● **Task details**:
Copy each line of these items verbatim, keeping every character as it stands.

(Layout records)
- - - -
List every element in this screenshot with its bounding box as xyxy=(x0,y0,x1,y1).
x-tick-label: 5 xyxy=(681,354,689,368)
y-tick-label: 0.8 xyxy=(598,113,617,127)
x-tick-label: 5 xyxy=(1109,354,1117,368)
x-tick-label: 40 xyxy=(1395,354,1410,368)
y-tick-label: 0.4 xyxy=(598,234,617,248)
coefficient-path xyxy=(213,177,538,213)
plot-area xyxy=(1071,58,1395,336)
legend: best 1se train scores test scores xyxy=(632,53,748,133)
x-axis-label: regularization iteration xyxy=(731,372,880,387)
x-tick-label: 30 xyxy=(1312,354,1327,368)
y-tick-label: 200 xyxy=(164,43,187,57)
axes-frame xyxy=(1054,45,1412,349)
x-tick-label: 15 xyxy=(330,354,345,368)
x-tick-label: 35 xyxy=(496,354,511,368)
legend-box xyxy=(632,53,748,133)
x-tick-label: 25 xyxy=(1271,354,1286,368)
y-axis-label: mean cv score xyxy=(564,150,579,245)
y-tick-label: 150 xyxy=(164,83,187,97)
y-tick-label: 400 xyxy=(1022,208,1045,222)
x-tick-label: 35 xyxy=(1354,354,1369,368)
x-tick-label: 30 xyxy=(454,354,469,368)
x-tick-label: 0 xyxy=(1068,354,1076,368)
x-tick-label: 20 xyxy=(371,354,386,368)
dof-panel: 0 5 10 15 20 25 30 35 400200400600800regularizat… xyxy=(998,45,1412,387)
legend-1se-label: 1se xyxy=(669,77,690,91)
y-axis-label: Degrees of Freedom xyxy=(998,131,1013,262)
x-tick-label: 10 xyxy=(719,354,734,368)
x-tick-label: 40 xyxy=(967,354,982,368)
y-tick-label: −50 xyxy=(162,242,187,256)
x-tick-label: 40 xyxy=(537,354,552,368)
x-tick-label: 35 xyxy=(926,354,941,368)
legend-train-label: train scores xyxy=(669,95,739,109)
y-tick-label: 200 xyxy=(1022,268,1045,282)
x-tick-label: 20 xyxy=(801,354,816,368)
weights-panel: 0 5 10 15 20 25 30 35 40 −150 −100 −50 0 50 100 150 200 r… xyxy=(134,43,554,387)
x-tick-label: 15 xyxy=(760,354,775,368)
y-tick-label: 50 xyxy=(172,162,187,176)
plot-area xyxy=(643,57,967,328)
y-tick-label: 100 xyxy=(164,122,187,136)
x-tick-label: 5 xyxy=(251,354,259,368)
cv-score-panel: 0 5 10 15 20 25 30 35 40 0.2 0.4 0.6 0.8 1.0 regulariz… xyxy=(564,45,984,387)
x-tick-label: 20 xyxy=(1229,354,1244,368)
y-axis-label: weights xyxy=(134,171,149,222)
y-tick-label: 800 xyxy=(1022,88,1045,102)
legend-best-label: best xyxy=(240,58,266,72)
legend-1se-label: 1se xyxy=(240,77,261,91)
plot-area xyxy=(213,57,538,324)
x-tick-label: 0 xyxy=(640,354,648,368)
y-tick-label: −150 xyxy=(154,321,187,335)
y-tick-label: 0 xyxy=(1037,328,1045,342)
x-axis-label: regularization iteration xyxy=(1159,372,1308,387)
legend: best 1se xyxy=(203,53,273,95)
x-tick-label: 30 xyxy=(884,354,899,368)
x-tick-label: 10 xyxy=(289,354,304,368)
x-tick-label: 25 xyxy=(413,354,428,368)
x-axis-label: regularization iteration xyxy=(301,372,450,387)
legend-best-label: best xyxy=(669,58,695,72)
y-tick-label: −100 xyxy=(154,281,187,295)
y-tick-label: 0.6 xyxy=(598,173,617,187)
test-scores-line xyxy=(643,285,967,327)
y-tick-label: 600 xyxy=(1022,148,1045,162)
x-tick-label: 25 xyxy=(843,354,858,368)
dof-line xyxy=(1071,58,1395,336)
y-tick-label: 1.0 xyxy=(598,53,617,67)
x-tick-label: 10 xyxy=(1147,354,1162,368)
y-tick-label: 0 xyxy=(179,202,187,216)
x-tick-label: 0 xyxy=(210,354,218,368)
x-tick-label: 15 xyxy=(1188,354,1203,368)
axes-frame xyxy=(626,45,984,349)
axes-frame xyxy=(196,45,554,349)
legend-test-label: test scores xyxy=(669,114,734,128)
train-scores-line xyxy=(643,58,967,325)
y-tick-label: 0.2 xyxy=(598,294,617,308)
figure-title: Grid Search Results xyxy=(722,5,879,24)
- - - -
● **The response**:
List every element in this screenshot with its bounding box as xyxy=(x0,y0,x1,y1).
x-tick-label: 5 xyxy=(681,354,689,368)
y-tick-label: 0.8 xyxy=(598,113,617,127)
x-tick-label: 5 xyxy=(1109,354,1117,368)
x-tick-label: 40 xyxy=(1395,354,1410,368)
y-tick-label: 0.4 xyxy=(598,234,617,248)
coefficient-path xyxy=(213,177,538,213)
plot-area xyxy=(1071,58,1395,336)
legend: best 1se train scores test scores xyxy=(632,53,748,133)
x-axis-label: regularization iteration xyxy=(731,372,880,387)
x-tick-label: 30 xyxy=(1312,354,1327,368)
y-tick-label: 200 xyxy=(164,43,187,57)
axes-frame xyxy=(1054,45,1412,349)
x-tick-label: 15 xyxy=(330,354,345,368)
x-tick-label: 35 xyxy=(496,354,511,368)
legend-box xyxy=(632,53,748,133)
x-tick-label: 25 xyxy=(1271,354,1286,368)
y-axis-label: mean cv score xyxy=(564,150,579,245)
y-tick-label: 150 xyxy=(164,83,187,97)
y-tick-label: 400 xyxy=(1022,208,1045,222)
x-tick-label: 35 xyxy=(1354,354,1369,368)
x-tick-label: 30 xyxy=(454,354,469,368)
x-tick-label: 0 xyxy=(1068,354,1076,368)
x-tick-label: 20 xyxy=(371,354,386,368)
dof-panel: 0 5 10 15 20 25 30 35 400200400600800regularizat… xyxy=(998,45,1412,387)
legend-1se-label: 1se xyxy=(669,77,690,91)
y-axis-label: Degrees of Freedom xyxy=(998,131,1013,262)
x-tick-label: 10 xyxy=(719,354,734,368)
x-tick-label: 40 xyxy=(967,354,982,368)
y-tick-label: −50 xyxy=(162,242,187,256)
x-tick-label: 40 xyxy=(537,354,552,368)
x-tick-label: 35 xyxy=(926,354,941,368)
legend-train-label: train scores xyxy=(669,95,739,109)
y-tick-label: 200 xyxy=(1022,268,1045,282)
x-tick-label: 20 xyxy=(801,354,816,368)
weights-panel: 0 5 10 15 20 25 30 35 40 −150 −100 −50 0 50 100 150 200 r… xyxy=(134,43,554,387)
x-tick-label: 15 xyxy=(760,354,775,368)
y-tick-label: 50 xyxy=(172,162,187,176)
plot-area xyxy=(643,57,967,328)
y-tick-label: 100 xyxy=(164,122,187,136)
x-tick-label: 5 xyxy=(251,354,259,368)
cv-score-panel: 0 5 10 15 20 25 30 35 40 0.2 0.4 0.6 0.8 1.0 regulariz… xyxy=(564,45,984,387)
x-tick-label: 20 xyxy=(1229,354,1244,368)
y-axis-label: weights xyxy=(134,171,149,222)
y-tick-label: 800 xyxy=(1022,88,1045,102)
legend-best-label: best xyxy=(240,58,266,72)
legend-1se-label: 1se xyxy=(240,77,261,91)
plot-area xyxy=(213,57,538,324)
x-tick-label: 0 xyxy=(640,354,648,368)
y-tick-label: −150 xyxy=(154,321,187,335)
y-tick-label: 0 xyxy=(1037,328,1045,342)
x-axis-label: regularization iteration xyxy=(1159,372,1308,387)
legend: best 1se xyxy=(203,53,273,95)
x-tick-label: 30 xyxy=(884,354,899,368)
x-tick-label: 10 xyxy=(289,354,304,368)
x-tick-label: 25 xyxy=(413,354,428,368)
x-axis-label: regularization iteration xyxy=(301,372,450,387)
legend-best-label: best xyxy=(669,58,695,72)
y-tick-label: −100 xyxy=(154,281,187,295)
y-tick-label: 0.6 xyxy=(598,173,617,187)
test-scores-line xyxy=(643,285,967,327)
y-tick-label: 600 xyxy=(1022,148,1045,162)
x-tick-label: 25 xyxy=(843,354,858,368)
dof-line xyxy=(1071,58,1395,336)
y-tick-label: 1.0 xyxy=(598,53,617,67)
x-tick-label: 10 xyxy=(1147,354,1162,368)
y-tick-label: 0 xyxy=(179,202,187,216)
x-tick-label: 0 xyxy=(210,354,218,368)
x-tick-label: 15 xyxy=(1188,354,1203,368)
axes-frame xyxy=(626,45,984,349)
axes-frame xyxy=(196,45,554,349)
legend-test-label: test scores xyxy=(669,114,734,128)
train-scores-line xyxy=(643,58,967,325)
y-tick-label: 0.2 xyxy=(598,294,617,308)
figure-title: Grid Search Results xyxy=(722,5,879,24)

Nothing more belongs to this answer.